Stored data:
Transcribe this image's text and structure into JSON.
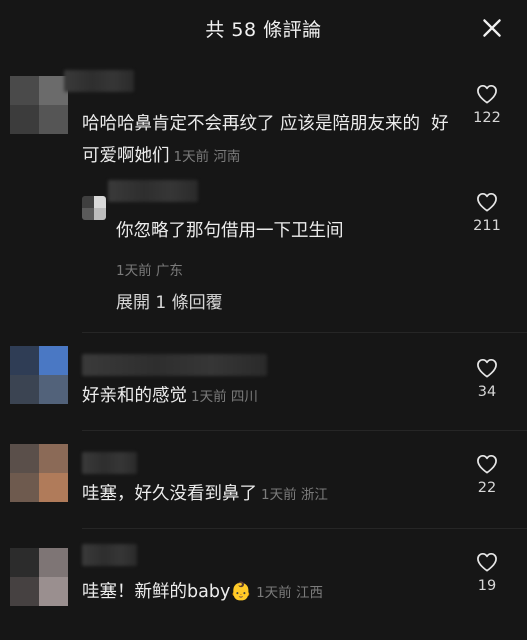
{
  "header": {
    "title": "共 58 條評論"
  },
  "comments": [
    {
      "text": "哈哈哈鼻肯定不会再纹了 应该是陪朋友来的  好可爱啊她们",
      "meta": "1天前 河南",
      "likes": "122",
      "avatar_colors": [
        "#4a4a4a",
        "#6b6b6b",
        "#3c3c3c",
        "#555555"
      ],
      "reply": {
        "text": "你忽略了那句借用一下卫生间",
        "meta": "1天前 广东",
        "likes": "211",
        "avatar_colors": [
          "#3f3f3f",
          "#d9d9d9",
          "#5a5a5a",
          "#bdbdbd"
        ]
      },
      "expand_label": "展開 1 條回覆"
    },
    {
      "text": "好亲和的感觉",
      "meta": "1天前 四川",
      "likes": "34",
      "avatar_colors": [
        "#2f3d55",
        "#4a78c4",
        "#3b4452",
        "#52627a"
      ]
    },
    {
      "text": "哇塞，好久没看到鼻了",
      "meta": "1天前 浙江",
      "likes": "22",
      "avatar_colors": [
        "#5a4f4a",
        "#8b6a57",
        "#6e5a4e",
        "#b07b5a"
      ]
    },
    {
      "text": "哇塞！新鲜的baby",
      "emoji": "👶",
      "meta": "1天前 江西",
      "likes": "19",
      "avatar_colors": [
        "#2c2c2c",
        "#7e7575",
        "#464141",
        "#9a8f8f"
      ]
    }
  ]
}
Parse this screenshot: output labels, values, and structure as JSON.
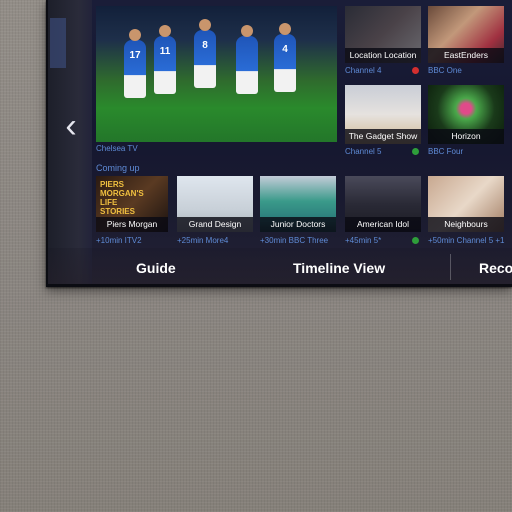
{
  "now_tiles": [
    {
      "label": "Location Location",
      "channel": "Channel 4",
      "dot": "#d32f2f"
    },
    {
      "label": "EastEnders",
      "channel": "BBC One",
      "dot": null
    },
    {
      "label": "The Gadget Show",
      "channel": "Channel 5",
      "dot": "#2e9e3a"
    },
    {
      "label": "Horizon",
      "channel": "BBC Four",
      "dot": null
    }
  ],
  "main_tile": {
    "channel": "Chelsea TV",
    "player_numbers": [
      "17",
      "11",
      "8",
      "4"
    ]
  },
  "coming_up": {
    "heading": "Coming up",
    "items": [
      {
        "label": "Piers Morgan",
        "time": "+10min ITV2",
        "overlay": "PIERS MORGAN'S LIFE STORIES"
      },
      {
        "label": "Grand Design",
        "time": "+25min More4"
      },
      {
        "label": "Junior Doctors",
        "time": "+30min BBC Three"
      },
      {
        "label": "American Idol",
        "time": "+45min 5*"
      },
      {
        "label": "Neighbours",
        "time": "+50min Channel 5 +1"
      }
    ]
  },
  "nav": {
    "guide": "Guide",
    "timeline": "Timeline View",
    "record": "Reco"
  },
  "colors": {
    "accent_blue": "#5f8bd6",
    "rec_red": "#d32f2f",
    "green": "#2e9e3a"
  }
}
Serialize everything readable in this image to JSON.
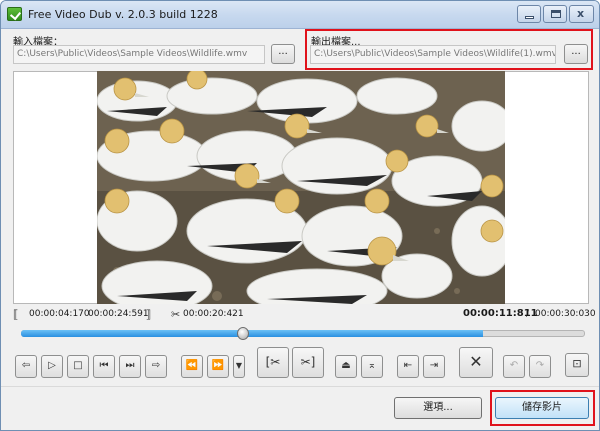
{
  "window": {
    "title": "Free Video Dub  v. 2.0.3 build 1228",
    "minimize_glyph": "",
    "maximize_glyph": "",
    "close_glyph": "x"
  },
  "input": {
    "label": "輸入檔案：",
    "path": "C:\\Users\\Public\\Videos\\Sample Videos\\Wildlife.wmv",
    "browse_label": "..."
  },
  "output": {
    "label": "輸出檔案...",
    "path": "C:\\Users\\Public\\Videos\\Sample Videos\\Wildlife(1).wmv",
    "browse_label": "..."
  },
  "timeline": {
    "selection_start": "00:00:04:170",
    "selection_end": "00:00:24:591",
    "cut_time": "00:00:20:421",
    "current_time": "00:00:11:811",
    "separator": "/",
    "total_time": "00:00:30:030",
    "progress_fraction": 0.393
  },
  "controls": {
    "icons": {
      "prev_frame": "arrow-left-icon",
      "play": "play-icon",
      "stop": "stop-icon",
      "step_back": "step-back-icon",
      "step_forward": "step-forward-icon",
      "next_frame": "arrow-right-icon",
      "go_start": "skip-start-icon",
      "go_end": "skip-end-icon",
      "mark_in": "mark-in-icon",
      "mark_out": "mark-out-icon",
      "cut": "cut-icon",
      "uncut": "uncut-icon",
      "prev_cut": "prev-cut-icon",
      "next_cut": "next-cut-icon",
      "delete": "delete-icon",
      "undo": "undo-icon",
      "redo": "redo-icon",
      "fit": "fit-window-icon"
    }
  },
  "footer": {
    "options_label": "選項...",
    "save_label": "儲存影片"
  },
  "colors": {
    "highlight": "#e0121b",
    "seek_fill": "#2a8fe0",
    "title_bar": "#c8d9ef"
  }
}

#### Challenge
From the material above, copy each line that includes the word "likes".

#### Written response
      "likes": "122",
        "likes": "211",
      "likes": "34",
      "likes": "22",
      "likes": "19",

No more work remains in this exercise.